From the entries below, copy every line that holds the word "НАРОДУ".
----
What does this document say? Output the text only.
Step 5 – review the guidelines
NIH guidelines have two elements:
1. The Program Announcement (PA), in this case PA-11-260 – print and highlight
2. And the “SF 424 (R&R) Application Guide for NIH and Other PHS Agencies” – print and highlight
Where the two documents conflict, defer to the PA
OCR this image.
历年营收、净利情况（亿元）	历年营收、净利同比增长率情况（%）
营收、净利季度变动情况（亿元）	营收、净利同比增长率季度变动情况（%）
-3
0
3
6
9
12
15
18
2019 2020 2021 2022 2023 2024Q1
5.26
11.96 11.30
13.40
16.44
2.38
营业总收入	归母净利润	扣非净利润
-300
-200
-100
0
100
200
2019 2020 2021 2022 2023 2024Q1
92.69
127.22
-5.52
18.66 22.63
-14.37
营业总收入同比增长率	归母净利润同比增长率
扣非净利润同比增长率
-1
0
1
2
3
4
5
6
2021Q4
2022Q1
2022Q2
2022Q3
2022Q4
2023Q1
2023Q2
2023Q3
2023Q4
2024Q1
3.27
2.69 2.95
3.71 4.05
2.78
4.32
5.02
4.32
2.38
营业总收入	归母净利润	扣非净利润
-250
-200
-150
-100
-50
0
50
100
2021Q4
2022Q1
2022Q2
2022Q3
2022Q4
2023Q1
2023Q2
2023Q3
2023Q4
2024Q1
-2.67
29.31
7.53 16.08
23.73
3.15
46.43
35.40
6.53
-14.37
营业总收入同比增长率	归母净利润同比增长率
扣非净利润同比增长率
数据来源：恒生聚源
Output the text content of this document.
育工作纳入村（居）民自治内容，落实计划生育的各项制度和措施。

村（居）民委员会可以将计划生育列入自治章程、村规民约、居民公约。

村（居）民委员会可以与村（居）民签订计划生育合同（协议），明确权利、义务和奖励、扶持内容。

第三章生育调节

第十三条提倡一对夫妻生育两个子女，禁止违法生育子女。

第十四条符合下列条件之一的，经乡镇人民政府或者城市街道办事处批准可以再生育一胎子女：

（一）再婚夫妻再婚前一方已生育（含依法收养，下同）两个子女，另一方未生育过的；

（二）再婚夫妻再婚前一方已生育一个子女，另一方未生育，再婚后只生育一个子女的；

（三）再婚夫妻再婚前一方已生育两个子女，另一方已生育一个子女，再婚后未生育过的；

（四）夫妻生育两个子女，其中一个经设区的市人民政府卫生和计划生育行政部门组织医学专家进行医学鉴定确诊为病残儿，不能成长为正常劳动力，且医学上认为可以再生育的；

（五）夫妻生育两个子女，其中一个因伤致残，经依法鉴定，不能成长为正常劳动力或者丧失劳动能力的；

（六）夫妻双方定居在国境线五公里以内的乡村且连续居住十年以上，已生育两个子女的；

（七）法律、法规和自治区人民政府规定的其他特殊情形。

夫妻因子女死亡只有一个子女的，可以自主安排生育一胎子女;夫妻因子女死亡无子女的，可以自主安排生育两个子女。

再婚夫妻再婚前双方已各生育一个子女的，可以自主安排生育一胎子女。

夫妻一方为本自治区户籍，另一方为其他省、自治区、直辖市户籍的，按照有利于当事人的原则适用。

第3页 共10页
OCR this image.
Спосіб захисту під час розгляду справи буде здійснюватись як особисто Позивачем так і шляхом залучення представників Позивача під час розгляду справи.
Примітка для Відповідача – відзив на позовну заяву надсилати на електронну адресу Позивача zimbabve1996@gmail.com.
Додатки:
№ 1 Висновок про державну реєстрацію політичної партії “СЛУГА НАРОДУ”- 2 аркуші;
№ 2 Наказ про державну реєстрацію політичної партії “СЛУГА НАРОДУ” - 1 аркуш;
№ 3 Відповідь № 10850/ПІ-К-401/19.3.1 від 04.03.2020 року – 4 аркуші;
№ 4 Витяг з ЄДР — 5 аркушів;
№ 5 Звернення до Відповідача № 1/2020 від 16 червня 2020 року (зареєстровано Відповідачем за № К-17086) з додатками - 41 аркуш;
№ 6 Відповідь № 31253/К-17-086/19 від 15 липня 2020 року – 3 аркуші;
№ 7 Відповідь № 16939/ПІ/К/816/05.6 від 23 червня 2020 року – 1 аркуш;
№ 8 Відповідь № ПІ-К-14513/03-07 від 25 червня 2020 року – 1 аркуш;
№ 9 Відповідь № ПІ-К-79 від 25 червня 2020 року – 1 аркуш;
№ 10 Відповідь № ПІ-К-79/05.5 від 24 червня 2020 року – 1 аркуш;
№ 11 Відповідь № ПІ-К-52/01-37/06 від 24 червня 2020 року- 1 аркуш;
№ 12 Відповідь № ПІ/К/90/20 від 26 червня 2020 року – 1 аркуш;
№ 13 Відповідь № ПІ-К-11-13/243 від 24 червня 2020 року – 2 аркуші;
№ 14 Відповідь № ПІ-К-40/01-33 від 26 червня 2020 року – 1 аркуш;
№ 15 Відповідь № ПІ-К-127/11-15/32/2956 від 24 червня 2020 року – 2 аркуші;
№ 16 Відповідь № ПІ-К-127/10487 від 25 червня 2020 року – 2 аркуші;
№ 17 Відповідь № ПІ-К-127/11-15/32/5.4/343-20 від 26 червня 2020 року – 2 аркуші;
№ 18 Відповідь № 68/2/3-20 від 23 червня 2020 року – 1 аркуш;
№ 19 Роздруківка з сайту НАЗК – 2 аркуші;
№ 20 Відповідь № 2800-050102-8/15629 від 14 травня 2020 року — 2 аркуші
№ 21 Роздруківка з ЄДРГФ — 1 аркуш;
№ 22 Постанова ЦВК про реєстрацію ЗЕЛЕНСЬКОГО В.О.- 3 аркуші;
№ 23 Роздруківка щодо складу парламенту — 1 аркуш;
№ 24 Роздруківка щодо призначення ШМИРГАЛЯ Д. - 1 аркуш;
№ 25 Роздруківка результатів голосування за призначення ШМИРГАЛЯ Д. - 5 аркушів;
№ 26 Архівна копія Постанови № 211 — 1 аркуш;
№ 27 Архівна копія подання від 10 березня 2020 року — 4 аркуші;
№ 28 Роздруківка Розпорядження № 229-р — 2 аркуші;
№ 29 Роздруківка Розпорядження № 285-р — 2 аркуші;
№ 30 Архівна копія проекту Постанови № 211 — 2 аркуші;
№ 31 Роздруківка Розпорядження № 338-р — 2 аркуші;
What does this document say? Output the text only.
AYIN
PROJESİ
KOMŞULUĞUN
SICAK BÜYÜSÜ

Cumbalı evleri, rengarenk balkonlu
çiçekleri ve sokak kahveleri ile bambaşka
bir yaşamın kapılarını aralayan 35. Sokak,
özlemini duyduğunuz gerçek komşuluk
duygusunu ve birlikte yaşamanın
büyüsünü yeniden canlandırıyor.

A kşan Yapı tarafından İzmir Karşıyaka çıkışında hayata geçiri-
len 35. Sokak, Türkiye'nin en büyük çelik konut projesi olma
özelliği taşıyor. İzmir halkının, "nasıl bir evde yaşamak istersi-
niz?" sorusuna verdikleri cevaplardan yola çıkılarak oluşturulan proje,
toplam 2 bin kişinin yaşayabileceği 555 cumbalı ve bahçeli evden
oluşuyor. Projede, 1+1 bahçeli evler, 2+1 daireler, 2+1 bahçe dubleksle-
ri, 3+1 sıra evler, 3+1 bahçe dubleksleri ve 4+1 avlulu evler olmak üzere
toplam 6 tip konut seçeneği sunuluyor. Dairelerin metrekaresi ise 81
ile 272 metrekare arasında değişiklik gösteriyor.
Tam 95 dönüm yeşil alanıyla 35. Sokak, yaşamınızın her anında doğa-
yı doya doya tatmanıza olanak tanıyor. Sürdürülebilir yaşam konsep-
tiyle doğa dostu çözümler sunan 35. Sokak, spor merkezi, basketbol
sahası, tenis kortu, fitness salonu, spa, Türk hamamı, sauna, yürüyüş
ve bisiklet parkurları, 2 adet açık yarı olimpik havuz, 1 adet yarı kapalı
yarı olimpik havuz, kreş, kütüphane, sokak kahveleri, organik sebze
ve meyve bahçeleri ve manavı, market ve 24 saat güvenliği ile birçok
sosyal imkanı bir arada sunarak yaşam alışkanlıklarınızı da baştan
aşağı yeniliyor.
----
> Result of the exercise:
№ 1 Висновок про державну реєстрацію політичної партії “СЛУГА НАРОДУ”- 2 аркуші;
№ 2 Наказ про державну реєстрацію політичної партії “СЛУГА НАРОДУ” - 1 аркуш;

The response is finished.